Raw records
• • •

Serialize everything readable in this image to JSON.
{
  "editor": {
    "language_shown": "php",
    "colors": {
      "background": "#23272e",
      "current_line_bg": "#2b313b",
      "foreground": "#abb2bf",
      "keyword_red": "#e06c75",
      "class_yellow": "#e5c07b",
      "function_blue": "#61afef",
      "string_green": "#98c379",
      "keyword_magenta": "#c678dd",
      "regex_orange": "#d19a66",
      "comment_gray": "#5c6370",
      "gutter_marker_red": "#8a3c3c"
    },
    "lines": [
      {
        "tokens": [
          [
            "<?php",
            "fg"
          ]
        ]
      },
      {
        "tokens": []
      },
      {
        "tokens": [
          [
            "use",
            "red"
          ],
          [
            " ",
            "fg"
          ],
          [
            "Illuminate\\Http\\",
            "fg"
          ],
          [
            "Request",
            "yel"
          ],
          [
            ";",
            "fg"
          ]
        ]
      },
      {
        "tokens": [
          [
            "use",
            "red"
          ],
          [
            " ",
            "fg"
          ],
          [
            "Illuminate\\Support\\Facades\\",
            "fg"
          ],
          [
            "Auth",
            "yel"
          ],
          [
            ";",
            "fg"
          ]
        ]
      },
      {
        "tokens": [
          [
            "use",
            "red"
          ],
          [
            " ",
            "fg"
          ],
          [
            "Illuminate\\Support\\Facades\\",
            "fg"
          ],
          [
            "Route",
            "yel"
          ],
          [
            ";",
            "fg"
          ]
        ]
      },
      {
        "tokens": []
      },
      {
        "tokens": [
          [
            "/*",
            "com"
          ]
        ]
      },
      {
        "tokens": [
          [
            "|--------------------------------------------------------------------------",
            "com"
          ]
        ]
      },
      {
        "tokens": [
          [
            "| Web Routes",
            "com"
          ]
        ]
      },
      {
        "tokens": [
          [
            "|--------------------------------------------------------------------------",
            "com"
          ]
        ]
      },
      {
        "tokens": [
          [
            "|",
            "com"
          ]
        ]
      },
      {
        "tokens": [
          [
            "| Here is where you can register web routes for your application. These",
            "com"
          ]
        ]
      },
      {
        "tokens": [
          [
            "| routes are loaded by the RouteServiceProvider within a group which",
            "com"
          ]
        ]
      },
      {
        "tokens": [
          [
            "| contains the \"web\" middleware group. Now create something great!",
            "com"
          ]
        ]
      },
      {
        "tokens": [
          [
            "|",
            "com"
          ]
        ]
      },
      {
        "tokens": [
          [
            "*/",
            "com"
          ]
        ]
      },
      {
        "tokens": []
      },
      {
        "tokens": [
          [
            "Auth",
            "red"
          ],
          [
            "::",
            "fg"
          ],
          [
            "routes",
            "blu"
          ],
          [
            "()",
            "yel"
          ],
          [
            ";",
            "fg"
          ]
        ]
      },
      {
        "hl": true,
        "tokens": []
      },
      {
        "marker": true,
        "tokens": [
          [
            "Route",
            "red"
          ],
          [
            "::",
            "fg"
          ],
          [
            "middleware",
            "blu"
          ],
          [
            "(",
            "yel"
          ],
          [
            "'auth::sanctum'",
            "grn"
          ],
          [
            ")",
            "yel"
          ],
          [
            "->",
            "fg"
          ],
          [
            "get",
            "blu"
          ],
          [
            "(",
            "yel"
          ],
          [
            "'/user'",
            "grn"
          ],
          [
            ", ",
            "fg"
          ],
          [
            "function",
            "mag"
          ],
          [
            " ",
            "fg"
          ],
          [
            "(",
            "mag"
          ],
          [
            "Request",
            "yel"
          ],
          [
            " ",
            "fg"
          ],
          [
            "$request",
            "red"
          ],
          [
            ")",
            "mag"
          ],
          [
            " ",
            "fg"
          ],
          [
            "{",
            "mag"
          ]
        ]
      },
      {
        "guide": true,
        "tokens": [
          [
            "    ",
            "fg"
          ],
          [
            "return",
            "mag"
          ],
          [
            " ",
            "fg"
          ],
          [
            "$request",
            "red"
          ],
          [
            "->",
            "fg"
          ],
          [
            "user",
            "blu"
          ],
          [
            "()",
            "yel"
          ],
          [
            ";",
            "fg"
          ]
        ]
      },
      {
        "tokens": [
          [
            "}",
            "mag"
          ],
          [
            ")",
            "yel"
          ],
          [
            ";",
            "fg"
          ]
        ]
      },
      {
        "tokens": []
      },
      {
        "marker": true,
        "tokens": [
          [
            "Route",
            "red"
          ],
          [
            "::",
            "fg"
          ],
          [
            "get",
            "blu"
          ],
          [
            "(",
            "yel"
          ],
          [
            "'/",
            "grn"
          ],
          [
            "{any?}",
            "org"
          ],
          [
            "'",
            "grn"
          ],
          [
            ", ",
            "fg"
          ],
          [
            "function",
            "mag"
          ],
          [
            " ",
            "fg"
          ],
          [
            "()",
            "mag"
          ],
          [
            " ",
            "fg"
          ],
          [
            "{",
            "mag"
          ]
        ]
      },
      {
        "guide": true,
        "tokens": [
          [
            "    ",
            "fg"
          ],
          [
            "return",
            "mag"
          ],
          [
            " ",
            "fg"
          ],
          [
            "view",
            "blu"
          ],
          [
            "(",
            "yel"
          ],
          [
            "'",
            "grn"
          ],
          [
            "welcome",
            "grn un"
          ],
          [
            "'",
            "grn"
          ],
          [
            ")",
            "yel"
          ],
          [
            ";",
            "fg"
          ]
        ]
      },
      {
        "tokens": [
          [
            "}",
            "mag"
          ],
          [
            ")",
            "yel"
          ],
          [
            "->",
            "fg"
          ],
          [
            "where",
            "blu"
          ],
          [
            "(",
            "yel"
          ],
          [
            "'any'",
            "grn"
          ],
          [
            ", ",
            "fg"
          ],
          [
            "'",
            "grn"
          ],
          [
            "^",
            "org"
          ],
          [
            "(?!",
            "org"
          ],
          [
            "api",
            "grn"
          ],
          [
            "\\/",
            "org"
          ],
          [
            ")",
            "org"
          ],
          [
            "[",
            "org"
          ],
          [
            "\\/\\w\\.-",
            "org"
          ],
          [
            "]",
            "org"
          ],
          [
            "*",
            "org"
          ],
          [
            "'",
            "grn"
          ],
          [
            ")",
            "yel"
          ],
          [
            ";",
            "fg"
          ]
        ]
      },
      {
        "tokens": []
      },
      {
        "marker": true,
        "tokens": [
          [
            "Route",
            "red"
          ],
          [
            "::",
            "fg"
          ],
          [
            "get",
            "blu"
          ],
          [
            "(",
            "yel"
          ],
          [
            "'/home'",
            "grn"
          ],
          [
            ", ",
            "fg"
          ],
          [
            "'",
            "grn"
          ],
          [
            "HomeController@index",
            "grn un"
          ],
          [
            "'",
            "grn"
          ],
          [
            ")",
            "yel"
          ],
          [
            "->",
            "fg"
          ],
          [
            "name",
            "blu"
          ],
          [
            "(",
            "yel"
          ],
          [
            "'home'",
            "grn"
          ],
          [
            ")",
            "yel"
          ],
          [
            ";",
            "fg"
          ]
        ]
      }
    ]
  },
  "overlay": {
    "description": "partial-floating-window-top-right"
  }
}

• • •

Using the data above, print every record exactly as shown.

Serialize everything readable in this image to JSON.
{
  "editor": {
    "language_shown": "php",
    "colors": {
      "background": "#23272e",
      "current_line_bg": "#2b313b",
      "foreground": "#abb2bf",
      "keyword_red": "#e06c75",
      "class_yellow": "#e5c07b",
      "function_blue": "#61afef",
      "string_green": "#98c379",
      "keyword_magenta": "#c678dd",
      "regex_orange": "#d19a66",
      "comment_gray": "#5c6370",
      "gutter_marker_red": "#8a3c3c"
    },
    "lines": [
      {
        "tokens": [
          [
            "<?php",
            "fg"
          ]
        ]
      },
      {
        "tokens": []
      },
      {
        "tokens": [
          [
            "use",
            "red"
          ],
          [
            " ",
            "fg"
          ],
          [
            "Illuminate\\Http\\",
            "fg"
          ],
          [
            "Request",
            "yel"
          ],
          [
            ";",
            "fg"
          ]
        ]
      },
      {
        "tokens": [
          [
            "use",
            "red"
          ],
          [
            " ",
            "fg"
          ],
          [
            "Illuminate\\Support\\Facades\\",
            "fg"
          ],
          [
            "Auth",
            "yel"
          ],
          [
            ";",
            "fg"
          ]
        ]
      },
      {
        "tokens": [
          [
            "use",
            "red"
          ],
          [
            " ",
            "fg"
          ],
          [
            "Illuminate\\Support\\Facades\\",
            "fg"
          ],
          [
            "Route",
            "yel"
          ],
          [
            ";",
            "fg"
          ]
        ]
      },
      {
        "tokens": []
      },
      {
        "tokens": [
          [
            "/*",
            "com"
          ]
        ]
      },
      {
        "tokens": [
          [
            "|--------------------------------------------------------------------------",
            "com"
          ]
        ]
      },
      {
        "tokens": [
          [
            "| Web Routes",
            "com"
          ]
        ]
      },
      {
        "tokens": [
          [
            "|--------------------------------------------------------------------------",
            "com"
          ]
        ]
      },
      {
        "tokens": [
          [
            "|",
            "com"
          ]
        ]
      },
      {
        "tokens": [
          [
            "| Here is where you can register web routes for your application. These",
            "com"
          ]
        ]
      },
      {
        "tokens": [
          [
            "| routes are loaded by the RouteServiceProvider within a group which",
            "com"
          ]
        ]
      },
      {
        "tokens": [
          [
            "| contains the \"web\" middleware group. Now create something great!",
            "com"
          ]
        ]
      },
      {
        "tokens": [
          [
            "|",
            "com"
          ]
        ]
      },
      {
        "tokens": [
          [
            "*/",
            "com"
          ]
        ]
      },
      {
        "tokens": []
      },
      {
        "tokens": [
          [
            "Auth",
            "red"
          ],
          [
            "::",
            "fg"
          ],
          [
            "routes",
            "blu"
          ],
          [
            "()",
            "yel"
          ],
          [
            ";",
            "fg"
          ]
        ]
      },
      {
        "hl": true,
        "tokens": []
      },
      {
        "marker": true,
        "tokens": [
          [
            "Route",
            "red"
          ],
          [
            "::",
            "fg"
          ],
          [
            "middleware",
            "blu"
          ],
          [
            "(",
            "yel"
          ],
          [
            "'auth::sanctum'",
            "grn"
          ],
          [
            ")",
            "yel"
          ],
          [
            "->",
            "fg"
          ],
          [
            "get",
            "blu"
          ],
          [
            "(",
            "yel"
          ],
          [
            "'/user'",
            "grn"
          ],
          [
            ", ",
            "fg"
          ],
          [
            "function",
            "mag"
          ],
          [
            " ",
            "fg"
          ],
          [
            "(",
            "mag"
          ],
          [
            "Request",
            "yel"
          ],
          [
            " ",
            "fg"
          ],
          [
            "$request",
            "red"
          ],
          [
            ")",
            "mag"
          ],
          [
            " ",
            "fg"
          ],
          [
            "{",
            "mag"
          ]
        ]
      },
      {
        "guide": true,
        "tokens": [
          [
            "    ",
            "fg"
          ],
          [
            "return",
            "mag"
          ],
          [
            " ",
            "fg"
          ],
          [
            "$request",
            "red"
          ],
          [
            "->",
            "fg"
          ],
          [
            "user",
            "blu"
          ],
          [
            "()",
            "yel"
          ],
          [
            ";",
            "fg"
          ]
        ]
      },
      {
        "tokens": [
          [
            "}",
            "mag"
          ],
          [
            ")",
            "yel"
          ],
          [
            ";",
            "fg"
          ]
        ]
      },
      {
        "tokens": []
      },
      {
        "marker": true,
        "tokens": [
          [
            "Route",
            "red"
          ],
          [
            "::",
            "fg"
          ],
          [
            "get",
            "blu"
          ],
          [
            "(",
            "yel"
          ],
          [
            "'/",
            "grn"
          ],
          [
            "{any?}",
            "org"
          ],
          [
            "'",
            "grn"
          ],
          [
            ", ",
            "fg"
          ],
          [
            "function",
            "mag"
          ],
          [
            " ",
            "fg"
          ],
          [
            "()",
            "mag"
          ],
          [
            " ",
            "fg"
          ],
          [
            "{",
            "mag"
          ]
        ]
      },
      {
        "guide": true,
        "tokens": [
          [
            "    ",
            "fg"
          ],
          [
            "return",
            "mag"
          ],
          [
            " ",
            "fg"
          ],
          [
            "view",
            "blu"
          ],
          [
            "(",
            "yel"
          ],
          [
            "'",
            "grn"
          ],
          [
            "welcome",
            "grn un"
          ],
          [
            "'",
            "grn"
          ],
          [
            ")",
            "yel"
          ],
          [
            ";",
            "fg"
          ]
        ]
      },
      {
        "tokens": [
          [
            "}",
            "mag"
          ],
          [
            ")",
            "yel"
          ],
          [
            "->",
            "fg"
          ],
          [
            "where",
            "blu"
          ],
          [
            "(",
            "yel"
          ],
          [
            "'any'",
            "grn"
          ],
          [
            ", ",
            "fg"
          ],
          [
            "'",
            "grn"
          ],
          [
            "^",
            "org"
          ],
          [
            "(?!",
            "org"
          ],
          [
            "api",
            "grn"
          ],
          [
            "\\/",
            "org"
          ],
          [
            ")",
            "org"
          ],
          [
            "[",
            "org"
          ],
          [
            "\\/\\w\\.-",
            "org"
          ],
          [
            "]",
            "org"
          ],
          [
            "*",
            "org"
          ],
          [
            "'",
            "grn"
          ],
          [
            ")",
            "yel"
          ],
          [
            ";",
            "fg"
          ]
        ]
      },
      {
        "tokens": []
      },
      {
        "marker": true,
        "tokens": [
          [
            "Route",
            "red"
          ],
          [
            "::",
            "fg"
          ],
          [
            "get",
            "blu"
          ],
          [
            "(",
            "yel"
          ],
          [
            "'/home'",
            "grn"
          ],
          [
            ", ",
            "fg"
          ],
          [
            "'",
            "grn"
          ],
          [
            "HomeController@index",
            "grn un"
          ],
          [
            "'",
            "grn"
          ],
          [
            ")",
            "yel"
          ],
          [
            "->",
            "fg"
          ],
          [
            "name",
            "blu"
          ],
          [
            "(",
            "yel"
          ],
          [
            "'home'",
            "grn"
          ],
          [
            ")",
            "yel"
          ],
          [
            ";",
            "fg"
          ]
        ]
      }
    ]
  },
  "overlay": {
    "description": "partial-floating-window-top-right"
  }
}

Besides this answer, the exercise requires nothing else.